Chart and figure data >>
····················
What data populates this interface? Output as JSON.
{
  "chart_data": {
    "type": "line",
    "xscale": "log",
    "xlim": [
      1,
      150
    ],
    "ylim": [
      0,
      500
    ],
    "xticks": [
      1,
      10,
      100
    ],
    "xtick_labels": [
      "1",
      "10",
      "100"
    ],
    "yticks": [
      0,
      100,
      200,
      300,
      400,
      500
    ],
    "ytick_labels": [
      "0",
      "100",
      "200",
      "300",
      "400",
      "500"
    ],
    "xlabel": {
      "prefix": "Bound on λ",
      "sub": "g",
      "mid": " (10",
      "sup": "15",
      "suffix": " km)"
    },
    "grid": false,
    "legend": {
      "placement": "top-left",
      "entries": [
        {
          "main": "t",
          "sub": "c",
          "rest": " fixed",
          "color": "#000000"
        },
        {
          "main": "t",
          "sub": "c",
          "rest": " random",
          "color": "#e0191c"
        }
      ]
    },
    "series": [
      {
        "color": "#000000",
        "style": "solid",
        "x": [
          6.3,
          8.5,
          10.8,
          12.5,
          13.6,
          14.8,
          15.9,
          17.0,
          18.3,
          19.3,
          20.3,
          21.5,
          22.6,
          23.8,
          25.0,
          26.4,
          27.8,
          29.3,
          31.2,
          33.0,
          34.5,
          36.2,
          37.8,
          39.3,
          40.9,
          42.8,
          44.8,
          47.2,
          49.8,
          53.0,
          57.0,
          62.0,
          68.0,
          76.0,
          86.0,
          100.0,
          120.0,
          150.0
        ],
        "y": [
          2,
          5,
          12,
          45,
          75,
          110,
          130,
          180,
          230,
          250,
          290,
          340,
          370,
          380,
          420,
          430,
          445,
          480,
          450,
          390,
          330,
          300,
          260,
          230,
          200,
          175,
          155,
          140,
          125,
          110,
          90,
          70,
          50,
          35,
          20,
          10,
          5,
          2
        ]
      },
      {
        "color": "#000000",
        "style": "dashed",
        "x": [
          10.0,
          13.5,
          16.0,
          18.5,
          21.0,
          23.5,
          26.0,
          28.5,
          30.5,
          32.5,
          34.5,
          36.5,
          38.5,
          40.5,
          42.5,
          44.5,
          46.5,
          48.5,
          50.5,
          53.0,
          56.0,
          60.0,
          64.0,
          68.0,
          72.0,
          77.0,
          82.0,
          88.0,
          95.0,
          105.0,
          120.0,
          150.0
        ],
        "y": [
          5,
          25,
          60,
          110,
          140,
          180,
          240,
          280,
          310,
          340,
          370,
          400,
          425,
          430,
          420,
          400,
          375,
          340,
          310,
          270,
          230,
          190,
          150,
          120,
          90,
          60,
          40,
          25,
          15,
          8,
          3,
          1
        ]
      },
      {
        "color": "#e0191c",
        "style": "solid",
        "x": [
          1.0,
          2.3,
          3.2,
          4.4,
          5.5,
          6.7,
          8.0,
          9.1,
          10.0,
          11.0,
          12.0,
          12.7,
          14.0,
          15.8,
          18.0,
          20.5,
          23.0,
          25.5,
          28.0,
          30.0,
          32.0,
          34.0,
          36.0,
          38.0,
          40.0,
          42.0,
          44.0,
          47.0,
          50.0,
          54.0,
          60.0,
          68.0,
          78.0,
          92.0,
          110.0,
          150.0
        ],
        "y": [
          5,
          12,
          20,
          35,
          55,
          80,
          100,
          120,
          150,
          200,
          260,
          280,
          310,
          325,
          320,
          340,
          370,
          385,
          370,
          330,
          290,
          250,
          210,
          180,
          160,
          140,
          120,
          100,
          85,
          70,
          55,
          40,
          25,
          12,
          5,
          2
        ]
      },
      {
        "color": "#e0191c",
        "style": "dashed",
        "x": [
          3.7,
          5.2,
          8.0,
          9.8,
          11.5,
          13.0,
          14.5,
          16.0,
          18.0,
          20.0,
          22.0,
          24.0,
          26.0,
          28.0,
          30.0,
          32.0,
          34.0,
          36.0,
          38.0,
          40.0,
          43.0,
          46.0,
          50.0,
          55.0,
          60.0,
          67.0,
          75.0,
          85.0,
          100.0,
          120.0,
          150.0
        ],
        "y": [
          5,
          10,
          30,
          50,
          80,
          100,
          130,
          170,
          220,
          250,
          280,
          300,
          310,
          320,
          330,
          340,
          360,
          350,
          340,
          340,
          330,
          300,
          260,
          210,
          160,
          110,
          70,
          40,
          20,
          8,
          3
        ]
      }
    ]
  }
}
····················
Reproduce the complete data exactly as presented above.

Answer to this task >>
What data populates this interface? Output as JSON.
{
  "chart_data": {
    "type": "line",
    "xscale": "log",
    "xlim": [
      1,
      150
    ],
    "ylim": [
      0,
      500
    ],
    "xticks": [
      1,
      10,
      100
    ],
    "xtick_labels": [
      "1",
      "10",
      "100"
    ],
    "yticks": [
      0,
      100,
      200,
      300,
      400,
      500
    ],
    "ytick_labels": [
      "0",
      "100",
      "200",
      "300",
      "400",
      "500"
    ],
    "xlabel": {
      "prefix": "Bound on λ",
      "sub": "g",
      "mid": " (10",
      "sup": "15",
      "suffix": " km)"
    },
    "grid": false,
    "legend": {
      "placement": "top-left",
      "entries": [
        {
          "main": "t",
          "sub": "c",
          "rest": " fixed",
          "color": "#000000"
        },
        {
          "main": "t",
          "sub": "c",
          "rest": " random",
          "color": "#e0191c"
        }
      ]
    },
    "series": [
      {
        "color": "#000000",
        "style": "solid",
        "x": [
          6.3,
          8.5,
          10.8,
          12.5,
          13.6,
          14.8,
          15.9,
          17.0,
          18.3,
          19.3,
          20.3,
          21.5,
          22.6,
          23.8,
          25.0,
          26.4,
          27.8,
          29.3,
          31.2,
          33.0,
          34.5,
          36.2,
          37.8,
          39.3,
          40.9,
          42.8,
          44.8,
          47.2,
          49.8,
          53.0,
          57.0,
          62.0,
          68.0,
          76.0,
          86.0,
          100.0,
          120.0,
          150.0
        ],
        "y": [
          2,
          5,
          12,
          45,
          75,
          110,
          130,
          180,
          230,
          250,
          290,
          340,
          370,
          380,
          420,
          430,
          445,
          480,
          450,
          390,
          330,
          300,
          260,
          230,
          200,
          175,
          155,
          140,
          125,
          110,
          90,
          70,
          50,
          35,
          20,
          10,
          5,
          2
        ]
      },
      {
        "color": "#000000",
        "style": "dashed",
        "x": [
          10.0,
          13.5,
          16.0,
          18.5,
          21.0,
          23.5,
          26.0,
          28.5,
          30.5,
          32.5,
          34.5,
          36.5,
          38.5,
          40.5,
          42.5,
          44.5,
          46.5,
          48.5,
          50.5,
          53.0,
          56.0,
          60.0,
          64.0,
          68.0,
          72.0,
          77.0,
          82.0,
          88.0,
          95.0,
          105.0,
          120.0,
          150.0
        ],
        "y": [
          5,
          25,
          60,
          110,
          140,
          180,
          240,
          280,
          310,
          340,
          370,
          400,
          425,
          430,
          420,
          400,
          375,
          340,
          310,
          270,
          230,
          190,
          150,
          120,
          90,
          60,
          40,
          25,
          15,
          8,
          3,
          1
        ]
      },
      {
        "color": "#e0191c",
        "style": "solid",
        "x": [
          1.0,
          2.3,
          3.2,
          4.4,
          5.5,
          6.7,
          8.0,
          9.1,
          10.0,
          11.0,
          12.0,
          12.7,
          14.0,
          15.8,
          18.0,
          20.5,
          23.0,
          25.5,
          28.0,
          30.0,
          32.0,
          34.0,
          36.0,
          38.0,
          40.0,
          42.0,
          44.0,
          47.0,
          50.0,
          54.0,
          60.0,
          68.0,
          78.0,
          92.0,
          110.0,
          150.0
        ],
        "y": [
          5,
          12,
          20,
          35,
          55,
          80,
          100,
          120,
          150,
          200,
          260,
          280,
          310,
          325,
          320,
          340,
          370,
          385,
          370,
          330,
          290,
          250,
          210,
          180,
          160,
          140,
          120,
          100,
          85,
          70,
          55,
          40,
          25,
          12,
          5,
          2
        ]
      },
      {
        "color": "#e0191c",
        "style": "dashed",
        "x": [
          3.7,
          5.2,
          8.0,
          9.8,
          11.5,
          13.0,
          14.5,
          16.0,
          18.0,
          20.0,
          22.0,
          24.0,
          26.0,
          28.0,
          30.0,
          32.0,
          34.0,
          36.0,
          38.0,
          40.0,
          43.0,
          46.0,
          50.0,
          55.0,
          60.0,
          67.0,
          75.0,
          85.0,
          100.0,
          120.0,
          150.0
        ],
        "y": [
          5,
          10,
          30,
          50,
          80,
          100,
          130,
          170,
          220,
          250,
          280,
          300,
          310,
          320,
          330,
          340,
          360,
          350,
          340,
          340,
          330,
          300,
          260,
          210,
          160,
          110,
          70,
          40,
          20,
          8,
          3
        ]
      }
    ]
  }
}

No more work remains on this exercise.